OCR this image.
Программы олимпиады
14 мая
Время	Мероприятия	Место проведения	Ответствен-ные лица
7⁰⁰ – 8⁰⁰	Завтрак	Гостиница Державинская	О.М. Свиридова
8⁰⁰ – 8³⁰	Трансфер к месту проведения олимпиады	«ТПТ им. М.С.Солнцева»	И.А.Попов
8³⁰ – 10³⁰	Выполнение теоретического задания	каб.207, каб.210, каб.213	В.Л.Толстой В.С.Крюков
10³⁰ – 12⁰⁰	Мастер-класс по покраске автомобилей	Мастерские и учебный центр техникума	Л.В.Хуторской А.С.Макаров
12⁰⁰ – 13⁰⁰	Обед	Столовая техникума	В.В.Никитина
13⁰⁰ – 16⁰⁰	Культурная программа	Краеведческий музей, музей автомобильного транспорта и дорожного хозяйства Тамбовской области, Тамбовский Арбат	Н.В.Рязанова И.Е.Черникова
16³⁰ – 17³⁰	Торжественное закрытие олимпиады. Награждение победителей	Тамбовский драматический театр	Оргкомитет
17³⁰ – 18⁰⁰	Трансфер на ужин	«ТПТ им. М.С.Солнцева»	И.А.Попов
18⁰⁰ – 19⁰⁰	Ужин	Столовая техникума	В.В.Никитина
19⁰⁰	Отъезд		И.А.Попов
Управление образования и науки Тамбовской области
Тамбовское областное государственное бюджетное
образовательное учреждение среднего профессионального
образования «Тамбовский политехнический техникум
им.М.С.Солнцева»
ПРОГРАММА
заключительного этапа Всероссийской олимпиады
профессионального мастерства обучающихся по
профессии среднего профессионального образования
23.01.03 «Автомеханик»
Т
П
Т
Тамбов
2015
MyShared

—————

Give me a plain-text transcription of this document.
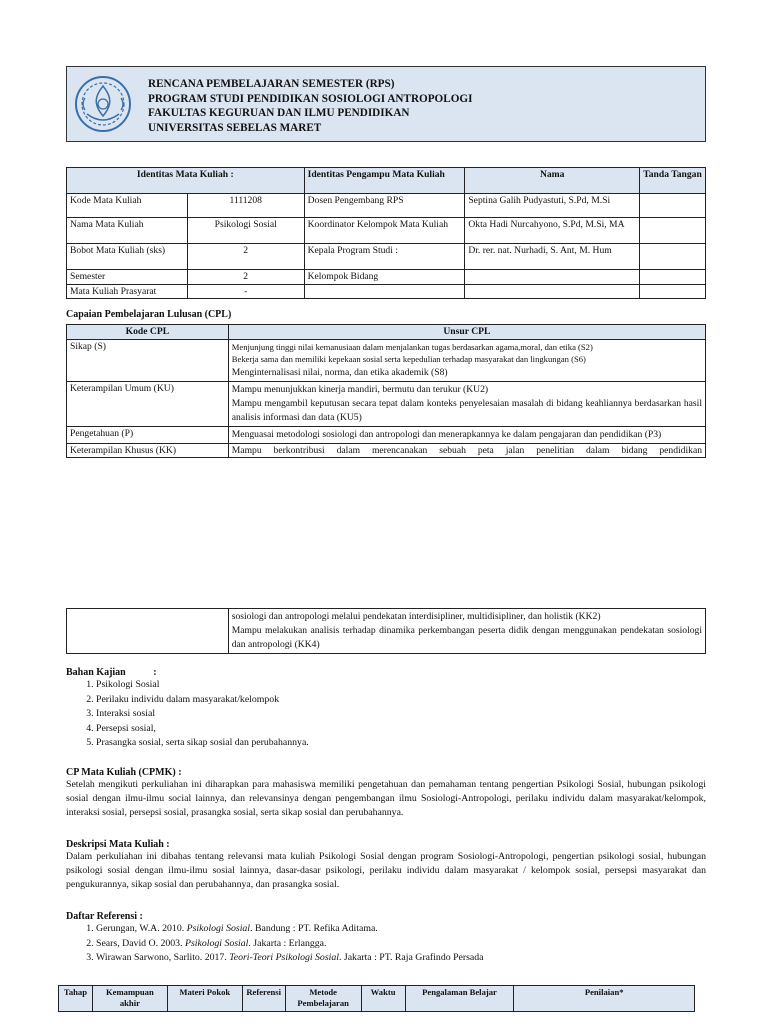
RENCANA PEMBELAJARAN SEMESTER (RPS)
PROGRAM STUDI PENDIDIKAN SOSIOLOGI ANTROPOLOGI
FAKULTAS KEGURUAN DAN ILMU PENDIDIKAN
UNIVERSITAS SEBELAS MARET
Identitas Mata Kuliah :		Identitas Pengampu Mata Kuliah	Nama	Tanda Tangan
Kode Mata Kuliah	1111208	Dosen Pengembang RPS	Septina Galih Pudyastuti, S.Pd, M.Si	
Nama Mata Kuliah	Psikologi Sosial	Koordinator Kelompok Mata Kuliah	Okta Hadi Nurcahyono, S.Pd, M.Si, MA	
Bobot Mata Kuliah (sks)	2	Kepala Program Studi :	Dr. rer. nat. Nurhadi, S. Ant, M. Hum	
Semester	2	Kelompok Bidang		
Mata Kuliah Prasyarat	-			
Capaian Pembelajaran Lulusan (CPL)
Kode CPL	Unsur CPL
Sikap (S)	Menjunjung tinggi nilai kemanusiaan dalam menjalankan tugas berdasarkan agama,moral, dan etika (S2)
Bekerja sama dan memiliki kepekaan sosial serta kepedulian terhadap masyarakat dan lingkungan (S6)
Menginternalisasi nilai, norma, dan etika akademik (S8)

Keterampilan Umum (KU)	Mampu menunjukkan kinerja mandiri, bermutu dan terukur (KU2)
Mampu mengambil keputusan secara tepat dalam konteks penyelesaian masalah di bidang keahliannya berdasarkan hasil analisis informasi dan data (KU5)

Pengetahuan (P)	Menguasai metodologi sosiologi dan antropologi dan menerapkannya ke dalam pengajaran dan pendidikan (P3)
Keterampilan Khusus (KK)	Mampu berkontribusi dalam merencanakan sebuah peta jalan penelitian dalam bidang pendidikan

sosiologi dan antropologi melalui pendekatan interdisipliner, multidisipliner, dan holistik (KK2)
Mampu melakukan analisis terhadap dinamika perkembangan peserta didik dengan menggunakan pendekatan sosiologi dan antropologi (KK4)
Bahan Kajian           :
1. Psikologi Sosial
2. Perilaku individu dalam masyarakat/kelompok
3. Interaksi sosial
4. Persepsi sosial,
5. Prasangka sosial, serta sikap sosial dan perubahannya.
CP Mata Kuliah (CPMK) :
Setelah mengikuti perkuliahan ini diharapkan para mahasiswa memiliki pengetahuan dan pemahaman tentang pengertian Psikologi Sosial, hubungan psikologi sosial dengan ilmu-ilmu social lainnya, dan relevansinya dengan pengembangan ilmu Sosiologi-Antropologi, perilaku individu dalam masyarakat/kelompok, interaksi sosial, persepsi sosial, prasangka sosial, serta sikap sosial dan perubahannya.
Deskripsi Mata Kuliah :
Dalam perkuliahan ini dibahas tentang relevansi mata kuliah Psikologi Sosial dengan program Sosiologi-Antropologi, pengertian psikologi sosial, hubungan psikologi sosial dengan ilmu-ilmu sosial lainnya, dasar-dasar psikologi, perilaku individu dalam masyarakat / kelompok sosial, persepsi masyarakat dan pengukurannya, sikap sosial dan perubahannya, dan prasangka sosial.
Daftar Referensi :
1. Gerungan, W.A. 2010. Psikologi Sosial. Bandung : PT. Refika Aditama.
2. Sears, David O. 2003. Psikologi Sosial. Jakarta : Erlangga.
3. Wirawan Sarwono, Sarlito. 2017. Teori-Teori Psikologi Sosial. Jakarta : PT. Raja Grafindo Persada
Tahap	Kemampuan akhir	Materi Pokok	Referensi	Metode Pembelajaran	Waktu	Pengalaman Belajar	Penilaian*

—————

- Directions for this task -
Copy out every line of the listing that includes the string "олимпиады".

- Full response -
Программы олимпиады
8⁰⁰ – 8³⁰	Трансфер к месту проведения олимпиады	«ТПТ им. М.С.Солнцева»	И.А.Попов
16³⁰ – 17³⁰	Торжественное закрытие олимпиады. Награждение победителей	Тамбовский драматический театр	Оргкомитет
заключительного этапа Всероссийской олимпиады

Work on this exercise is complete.